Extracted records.
┌──
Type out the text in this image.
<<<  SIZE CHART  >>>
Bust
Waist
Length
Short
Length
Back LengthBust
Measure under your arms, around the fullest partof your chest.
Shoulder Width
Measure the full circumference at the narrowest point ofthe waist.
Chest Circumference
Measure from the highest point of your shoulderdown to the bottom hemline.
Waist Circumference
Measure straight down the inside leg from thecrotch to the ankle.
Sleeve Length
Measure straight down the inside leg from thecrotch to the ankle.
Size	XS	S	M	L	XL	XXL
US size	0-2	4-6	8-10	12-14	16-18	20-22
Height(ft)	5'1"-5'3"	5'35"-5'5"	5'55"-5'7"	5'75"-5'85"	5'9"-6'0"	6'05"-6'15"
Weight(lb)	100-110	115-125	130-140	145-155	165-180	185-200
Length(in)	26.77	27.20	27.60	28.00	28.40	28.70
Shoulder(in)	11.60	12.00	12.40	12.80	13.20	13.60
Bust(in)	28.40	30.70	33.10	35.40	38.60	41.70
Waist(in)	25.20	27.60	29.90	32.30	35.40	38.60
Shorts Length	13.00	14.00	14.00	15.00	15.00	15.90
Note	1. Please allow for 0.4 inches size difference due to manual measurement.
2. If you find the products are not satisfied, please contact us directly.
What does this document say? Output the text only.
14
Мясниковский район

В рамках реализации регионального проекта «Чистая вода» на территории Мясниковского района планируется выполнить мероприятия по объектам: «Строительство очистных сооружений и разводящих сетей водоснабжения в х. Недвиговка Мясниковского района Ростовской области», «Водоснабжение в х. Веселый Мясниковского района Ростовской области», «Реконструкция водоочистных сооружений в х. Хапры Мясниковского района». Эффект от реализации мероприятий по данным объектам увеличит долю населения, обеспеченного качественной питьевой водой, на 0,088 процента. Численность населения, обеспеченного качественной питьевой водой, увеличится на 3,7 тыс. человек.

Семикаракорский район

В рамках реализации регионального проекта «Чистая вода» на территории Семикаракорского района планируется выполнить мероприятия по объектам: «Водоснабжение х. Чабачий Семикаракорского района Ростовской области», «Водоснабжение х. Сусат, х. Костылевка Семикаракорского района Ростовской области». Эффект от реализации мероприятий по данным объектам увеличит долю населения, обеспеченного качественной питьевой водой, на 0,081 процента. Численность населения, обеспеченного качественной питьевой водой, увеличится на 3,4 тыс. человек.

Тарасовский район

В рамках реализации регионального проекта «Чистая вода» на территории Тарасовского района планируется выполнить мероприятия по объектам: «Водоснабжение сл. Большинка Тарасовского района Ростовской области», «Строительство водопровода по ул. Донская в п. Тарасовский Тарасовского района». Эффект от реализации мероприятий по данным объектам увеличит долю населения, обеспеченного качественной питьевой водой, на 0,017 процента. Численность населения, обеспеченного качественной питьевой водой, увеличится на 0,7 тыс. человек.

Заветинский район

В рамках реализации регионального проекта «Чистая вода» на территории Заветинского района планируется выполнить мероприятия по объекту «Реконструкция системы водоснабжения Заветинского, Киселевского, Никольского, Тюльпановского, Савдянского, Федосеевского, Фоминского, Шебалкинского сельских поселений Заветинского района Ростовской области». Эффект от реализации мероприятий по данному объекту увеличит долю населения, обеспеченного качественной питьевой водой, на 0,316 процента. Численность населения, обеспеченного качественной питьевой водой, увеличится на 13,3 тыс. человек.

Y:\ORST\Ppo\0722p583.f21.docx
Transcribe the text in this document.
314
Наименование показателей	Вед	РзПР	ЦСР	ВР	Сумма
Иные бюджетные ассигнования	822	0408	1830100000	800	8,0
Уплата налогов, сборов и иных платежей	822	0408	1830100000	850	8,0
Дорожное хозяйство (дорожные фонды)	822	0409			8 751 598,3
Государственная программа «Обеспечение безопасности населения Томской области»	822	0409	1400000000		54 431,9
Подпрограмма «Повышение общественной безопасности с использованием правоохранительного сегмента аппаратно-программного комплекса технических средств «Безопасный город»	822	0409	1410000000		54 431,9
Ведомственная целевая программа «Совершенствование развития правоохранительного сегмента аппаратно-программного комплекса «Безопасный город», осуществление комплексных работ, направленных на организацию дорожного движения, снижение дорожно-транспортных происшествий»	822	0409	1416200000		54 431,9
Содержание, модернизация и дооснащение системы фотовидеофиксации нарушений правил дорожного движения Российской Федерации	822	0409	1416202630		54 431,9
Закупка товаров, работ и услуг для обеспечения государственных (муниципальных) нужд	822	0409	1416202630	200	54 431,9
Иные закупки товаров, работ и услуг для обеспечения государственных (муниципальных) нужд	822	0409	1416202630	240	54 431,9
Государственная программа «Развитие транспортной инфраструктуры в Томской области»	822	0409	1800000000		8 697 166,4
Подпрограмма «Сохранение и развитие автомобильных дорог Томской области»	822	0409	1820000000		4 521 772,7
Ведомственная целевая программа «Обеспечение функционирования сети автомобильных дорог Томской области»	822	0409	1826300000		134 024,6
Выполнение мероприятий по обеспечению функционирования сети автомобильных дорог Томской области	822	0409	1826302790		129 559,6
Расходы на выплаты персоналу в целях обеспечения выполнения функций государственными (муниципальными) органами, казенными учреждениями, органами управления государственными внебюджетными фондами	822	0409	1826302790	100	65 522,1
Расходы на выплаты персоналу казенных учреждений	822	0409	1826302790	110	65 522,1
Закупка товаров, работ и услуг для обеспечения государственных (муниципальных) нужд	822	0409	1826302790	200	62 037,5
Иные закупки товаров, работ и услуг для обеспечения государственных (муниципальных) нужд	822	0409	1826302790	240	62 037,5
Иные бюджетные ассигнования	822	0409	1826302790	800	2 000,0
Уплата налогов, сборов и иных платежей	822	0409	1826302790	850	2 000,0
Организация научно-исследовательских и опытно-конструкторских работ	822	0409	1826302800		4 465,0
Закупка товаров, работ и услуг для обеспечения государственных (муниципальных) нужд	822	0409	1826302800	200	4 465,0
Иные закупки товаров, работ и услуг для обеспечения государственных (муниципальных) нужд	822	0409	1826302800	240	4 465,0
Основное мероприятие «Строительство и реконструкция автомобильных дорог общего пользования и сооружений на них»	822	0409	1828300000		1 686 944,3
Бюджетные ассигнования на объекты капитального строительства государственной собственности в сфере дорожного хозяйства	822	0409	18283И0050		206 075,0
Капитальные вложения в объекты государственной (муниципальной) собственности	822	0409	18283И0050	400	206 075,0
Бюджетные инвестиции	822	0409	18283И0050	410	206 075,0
└──
What you have to do.
Restate each record exactly as written.

Exercise solution.
Type out the text in this image.
<<<  SIZE CHART  >>>
Bust
Waist
Length
Short
Length
Back LengthBust
Measure under your arms, around the fullest partof your chest.
Shoulder Width
Measure the full circumference at the narrowest point ofthe waist.
Chest Circumference
Measure from the highest point of your shoulderdown to the bottom hemline.
Waist Circumference
Measure straight down the inside leg from thecrotch to the ankle.
Sleeve Length
Measure straight down the inside leg from thecrotch to the ankle.
Size	XS	S	M	L	XL	XXL
US size	0-2	4-6	8-10	12-14	16-18	20-22
Height(ft)	5'1"-5'3"	5'35"-5'5"	5'55"-5'7"	5'75"-5'85"	5'9"-6'0"	6'05"-6'15"
Weight(lb)	100-110	115-125	130-140	145-155	165-180	185-200
Length(in)	26.77	27.20	27.60	28.00	28.40	28.70
Shoulder(in)	11.60	12.00	12.40	12.80	13.20	13.60
Bust(in)	28.40	30.70	33.10	35.40	38.60	41.70
Waist(in)	25.20	27.60	29.90	32.30	35.40	38.60
Shorts Length	13.00	14.00	14.00	15.00	15.00	15.90
Note	1. Please allow for 0.4 inches size difference due to manual measurement.
2. If you find the products are not satisfied, please contact us directly.
What does this document say? Output the text only.
14
Мясниковский район

В рамках реализации регионального проекта «Чистая вода» на территории Мясниковского района планируется выполнить мероприятия по объектам: «Строительство очистных сооружений и разводящих сетей водоснабжения в х. Недвиговка Мясниковского района Ростовской области», «Водоснабжение в х. Веселый Мясниковского района Ростовской области», «Реконструкция водоочистных сооружений в х. Хапры Мясниковского района». Эффект от реализации мероприятий по данным объектам увеличит долю населения, обеспеченного качественной питьевой водой, на 0,088 процента. Численность населения, обеспеченного качественной питьевой водой, увеличится на 3,7 тыс. человек.

Семикаракорский район

В рамках реализации регионального проекта «Чистая вода» на территории Семикаракорского района планируется выполнить мероприятия по объектам: «Водоснабжение х. Чабачий Семикаракорского района Ростовской области», «Водоснабжение х. Сусат, х. Костылевка Семикаракорского района Ростовской области». Эффект от реализации мероприятий по данным объектам увеличит долю населения, обеспеченного качественной питьевой водой, на 0,081 процента. Численность населения, обеспеченного качественной питьевой водой, увеличится на 3,4 тыс. человек.

Тарасовский район

В рамках реализации регионального проекта «Чистая вода» на территории Тарасовского района планируется выполнить мероприятия по объектам: «Водоснабжение сл. Большинка Тарасовского района Ростовской области», «Строительство водопровода по ул. Донская в п. Тарасовский Тарасовского района». Эффект от реализации мероприятий по данным объектам увеличит долю населения, обеспеченного качественной питьевой водой, на 0,017 процента. Численность населения, обеспеченного качественной питьевой водой, увеличится на 0,7 тыс. человек.

Заветинский район

В рамках реализации регионального проекта «Чистая вода» на территории Заветинского района планируется выполнить мероприятия по объекту «Реконструкция системы водоснабжения Заветинского, Киселевского, Никольского, Тюльпановского, Савдянского, Федосеевского, Фоминского, Шебалкинского сельских поселений Заветинского района Ростовской области». Эффект от реализации мероприятий по данному объекту увеличит долю населения, обеспеченного качественной питьевой водой, на 0,316 процента. Численность населения, обеспеченного качественной питьевой водой, увеличится на 13,3 тыс. человек.

Y:\ORST\Ppo\0722p583.f21.docx
Transcribe the text in this document.
314
Наименование показателей	Вед	РзПР	ЦСР	ВР	Сумма
Иные бюджетные ассигнования	822	0408	1830100000	800	8,0
Уплата налогов, сборов и иных платежей	822	0408	1830100000	850	8,0
Дорожное хозяйство (дорожные фонды)	822	0409			8 751 598,3
Государственная программа «Обеспечение безопасности населения Томской области»	822	0409	1400000000		54 431,9
Подпрограмма «Повышение общественной безопасности с использованием правоохранительного сегмента аппаратно-программного комплекса технических средств «Безопасный город»	822	0409	1410000000		54 431,9
Ведомственная целевая программа «Совершенствование развития правоохранительного сегмента аппаратно-программного комплекса «Безопасный город», осуществление комплексных работ, направленных на организацию дорожного движения, снижение дорожно-транспортных происшествий»	822	0409	1416200000		54 431,9
Содержание, модернизация и дооснащение системы фотовидеофиксации нарушений правил дорожного движения Российской Федерации	822	0409	1416202630		54 431,9
Закупка товаров, работ и услуг для обеспечения государственных (муниципальных) нужд	822	0409	1416202630	200	54 431,9
Иные закупки товаров, работ и услуг для обеспечения государственных (муниципальных) нужд	822	0409	1416202630	240	54 431,9
Государственная программа «Развитие транспортной инфраструктуры в Томской области»	822	0409	1800000000		8 697 166,4
Подпрограмма «Сохранение и развитие автомобильных дорог Томской области»	822	0409	1820000000		4 521 772,7
Ведомственная целевая программа «Обеспечение функционирования сети автомобильных дорог Томской области»	822	0409	1826300000		134 024,6
Выполнение мероприятий по обеспечению функционирования сети автомобильных дорог Томской области	822	0409	1826302790		129 559,6
Расходы на выплаты персоналу в целях обеспечения выполнения функций государственными (муниципальными) органами, казенными учреждениями, органами управления государственными внебюджетными фондами	822	0409	1826302790	100	65 522,1
Расходы на выплаты персоналу казенных учреждений	822	0409	1826302790	110	65 522,1
Закупка товаров, работ и услуг для обеспечения государственных (муниципальных) нужд	822	0409	1826302790	200	62 037,5
Иные закупки товаров, работ и услуг для обеспечения государственных (муниципальных) нужд	822	0409	1826302790	240	62 037,5
Иные бюджетные ассигнования	822	0409	1826302790	800	2 000,0
Уплата налогов, сборов и иных платежей	822	0409	1826302790	850	2 000,0
Организация научно-исследовательских и опытно-конструкторских работ	822	0409	1826302800		4 465,0
Закупка товаров, работ и услуг для обеспечения государственных (муниципальных) нужд	822	0409	1826302800	200	4 465,0
Иные закупки товаров, работ и услуг для обеспечения государственных (муниципальных) нужд	822	0409	1826302800	240	4 465,0
Основное мероприятие «Строительство и реконструкция автомобильных дорог общего пользования и сооружений на них»	822	0409	1828300000		1 686 944,3
Бюджетные ассигнования на объекты капитального строительства государственной собственности в сфере дорожного хозяйства	822	0409	18283И0050		206 075,0
Капитальные вложения в объекты государственной (муниципальной) собственности	822	0409	18283И0050	400	206 075,0
Бюджетные инвестиции	822	0409	18283И0050	410	206 075,0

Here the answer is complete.